Lift out all lines below that contain "Sensitivity".

[Dataset excerpt]
########
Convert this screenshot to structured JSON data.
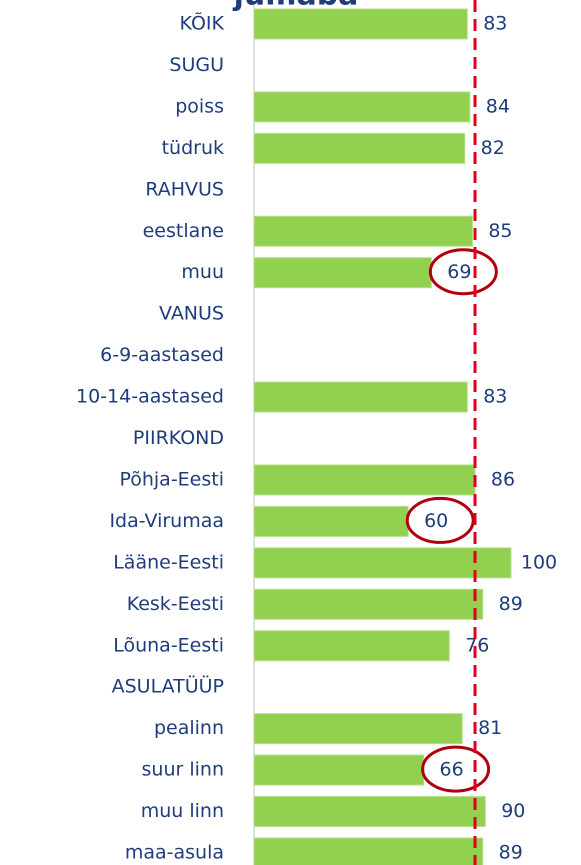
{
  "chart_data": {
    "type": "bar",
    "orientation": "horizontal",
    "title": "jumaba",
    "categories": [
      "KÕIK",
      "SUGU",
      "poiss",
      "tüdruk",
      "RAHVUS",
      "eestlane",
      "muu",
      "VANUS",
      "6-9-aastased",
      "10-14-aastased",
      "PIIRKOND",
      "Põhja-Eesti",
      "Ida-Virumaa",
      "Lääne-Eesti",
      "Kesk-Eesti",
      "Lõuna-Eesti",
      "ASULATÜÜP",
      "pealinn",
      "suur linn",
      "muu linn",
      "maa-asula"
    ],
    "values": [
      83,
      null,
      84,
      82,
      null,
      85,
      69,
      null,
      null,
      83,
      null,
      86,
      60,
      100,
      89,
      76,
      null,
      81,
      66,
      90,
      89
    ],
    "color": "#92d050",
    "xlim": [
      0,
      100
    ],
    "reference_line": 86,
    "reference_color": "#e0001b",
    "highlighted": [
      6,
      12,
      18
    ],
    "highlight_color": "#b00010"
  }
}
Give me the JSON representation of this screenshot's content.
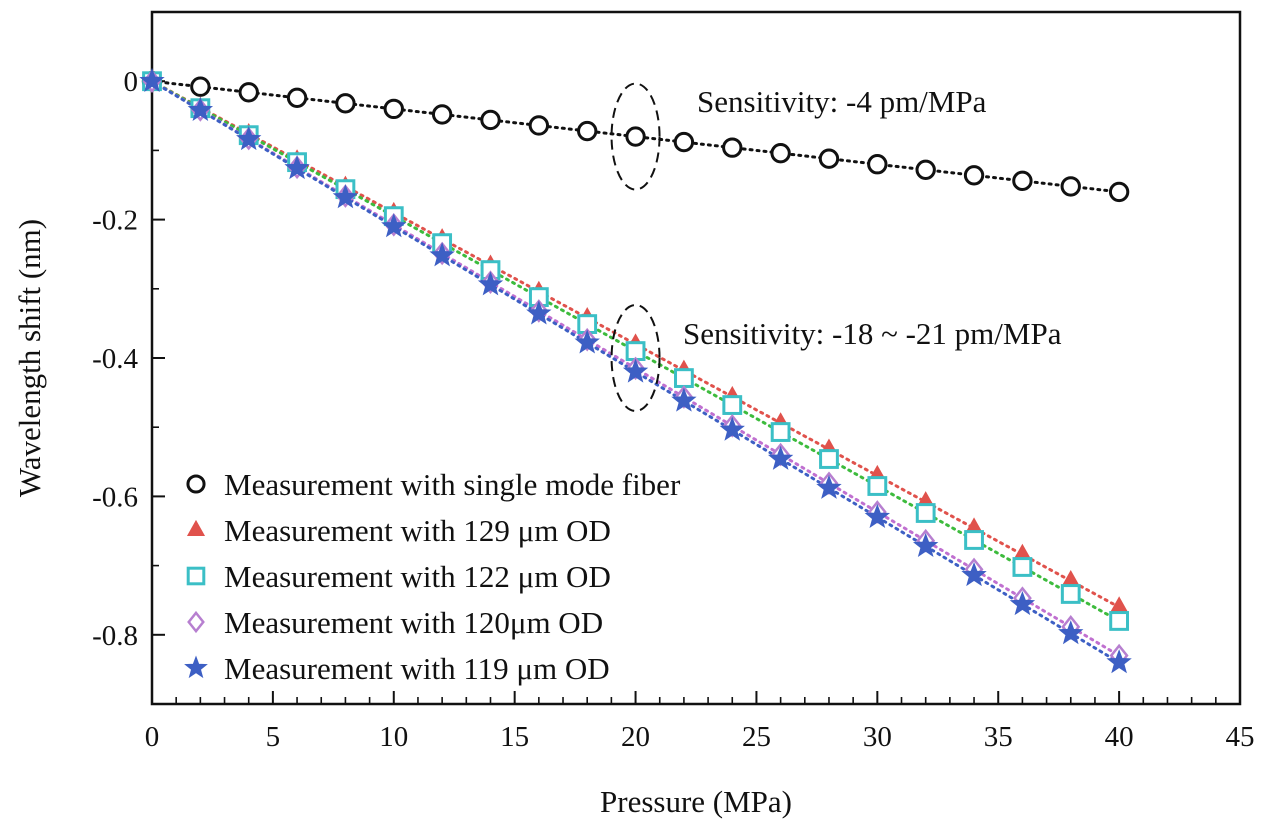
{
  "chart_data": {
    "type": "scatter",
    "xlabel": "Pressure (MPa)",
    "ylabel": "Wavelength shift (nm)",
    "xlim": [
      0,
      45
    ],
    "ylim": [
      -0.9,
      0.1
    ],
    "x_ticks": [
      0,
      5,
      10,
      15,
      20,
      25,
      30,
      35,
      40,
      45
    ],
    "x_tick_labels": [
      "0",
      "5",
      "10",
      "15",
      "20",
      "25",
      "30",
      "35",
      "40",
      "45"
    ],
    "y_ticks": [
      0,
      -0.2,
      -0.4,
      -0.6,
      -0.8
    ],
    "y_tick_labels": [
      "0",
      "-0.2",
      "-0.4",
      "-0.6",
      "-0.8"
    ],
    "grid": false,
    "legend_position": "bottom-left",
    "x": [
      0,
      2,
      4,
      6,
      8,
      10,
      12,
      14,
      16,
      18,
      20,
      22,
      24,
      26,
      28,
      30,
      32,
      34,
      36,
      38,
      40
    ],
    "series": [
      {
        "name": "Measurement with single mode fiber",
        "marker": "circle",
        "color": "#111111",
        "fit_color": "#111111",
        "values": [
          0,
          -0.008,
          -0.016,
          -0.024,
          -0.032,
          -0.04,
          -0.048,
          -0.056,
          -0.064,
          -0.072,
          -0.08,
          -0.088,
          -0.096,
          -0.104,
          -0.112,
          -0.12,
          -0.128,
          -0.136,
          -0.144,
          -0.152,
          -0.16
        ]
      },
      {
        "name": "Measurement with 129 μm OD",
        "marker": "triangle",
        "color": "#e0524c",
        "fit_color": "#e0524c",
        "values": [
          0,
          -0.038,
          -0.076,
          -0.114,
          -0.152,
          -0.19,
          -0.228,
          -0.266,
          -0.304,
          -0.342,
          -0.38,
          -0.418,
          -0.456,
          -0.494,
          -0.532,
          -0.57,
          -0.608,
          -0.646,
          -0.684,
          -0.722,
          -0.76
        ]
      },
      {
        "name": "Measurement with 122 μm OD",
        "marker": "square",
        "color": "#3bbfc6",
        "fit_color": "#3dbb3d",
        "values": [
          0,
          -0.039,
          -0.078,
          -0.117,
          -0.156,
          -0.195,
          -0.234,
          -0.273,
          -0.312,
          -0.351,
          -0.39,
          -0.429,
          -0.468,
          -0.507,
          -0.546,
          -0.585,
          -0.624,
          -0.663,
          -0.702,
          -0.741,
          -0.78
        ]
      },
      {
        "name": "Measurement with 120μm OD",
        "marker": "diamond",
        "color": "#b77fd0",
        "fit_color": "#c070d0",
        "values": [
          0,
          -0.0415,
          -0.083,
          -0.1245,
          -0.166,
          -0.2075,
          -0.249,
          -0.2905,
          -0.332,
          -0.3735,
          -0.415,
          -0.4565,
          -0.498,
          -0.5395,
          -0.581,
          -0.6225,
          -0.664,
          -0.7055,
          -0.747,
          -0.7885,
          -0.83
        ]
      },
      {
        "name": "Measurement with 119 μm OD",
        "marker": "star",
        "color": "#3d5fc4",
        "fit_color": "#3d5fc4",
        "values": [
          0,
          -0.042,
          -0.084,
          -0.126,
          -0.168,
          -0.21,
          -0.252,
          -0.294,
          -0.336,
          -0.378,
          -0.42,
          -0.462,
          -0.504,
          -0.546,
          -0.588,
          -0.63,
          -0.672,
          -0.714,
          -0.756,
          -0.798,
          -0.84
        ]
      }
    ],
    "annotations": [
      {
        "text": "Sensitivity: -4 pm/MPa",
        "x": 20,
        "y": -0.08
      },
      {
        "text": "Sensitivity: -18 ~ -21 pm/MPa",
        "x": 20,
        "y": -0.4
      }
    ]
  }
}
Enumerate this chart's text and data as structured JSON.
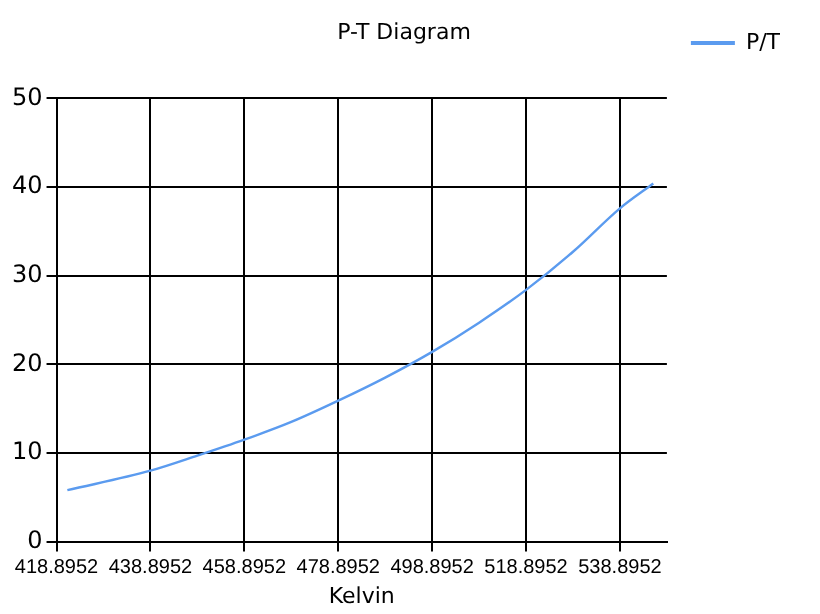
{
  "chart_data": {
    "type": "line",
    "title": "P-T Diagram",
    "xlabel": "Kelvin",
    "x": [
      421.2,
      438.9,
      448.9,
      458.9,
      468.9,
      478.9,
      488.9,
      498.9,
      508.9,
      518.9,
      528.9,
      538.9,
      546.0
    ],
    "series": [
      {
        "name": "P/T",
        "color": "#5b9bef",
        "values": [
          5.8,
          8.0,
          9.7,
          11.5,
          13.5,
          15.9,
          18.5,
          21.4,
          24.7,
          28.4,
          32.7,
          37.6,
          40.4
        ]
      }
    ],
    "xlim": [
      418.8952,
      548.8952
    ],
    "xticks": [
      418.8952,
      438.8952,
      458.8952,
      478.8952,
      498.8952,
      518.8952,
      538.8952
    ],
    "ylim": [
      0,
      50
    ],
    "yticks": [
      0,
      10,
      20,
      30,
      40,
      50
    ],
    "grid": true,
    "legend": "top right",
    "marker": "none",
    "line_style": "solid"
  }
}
########
§ Final result
        "text": "Sensitivity: -4 pm/MPa",
        "text": "Sensitivity: -18 ~ -21 pm/MPa",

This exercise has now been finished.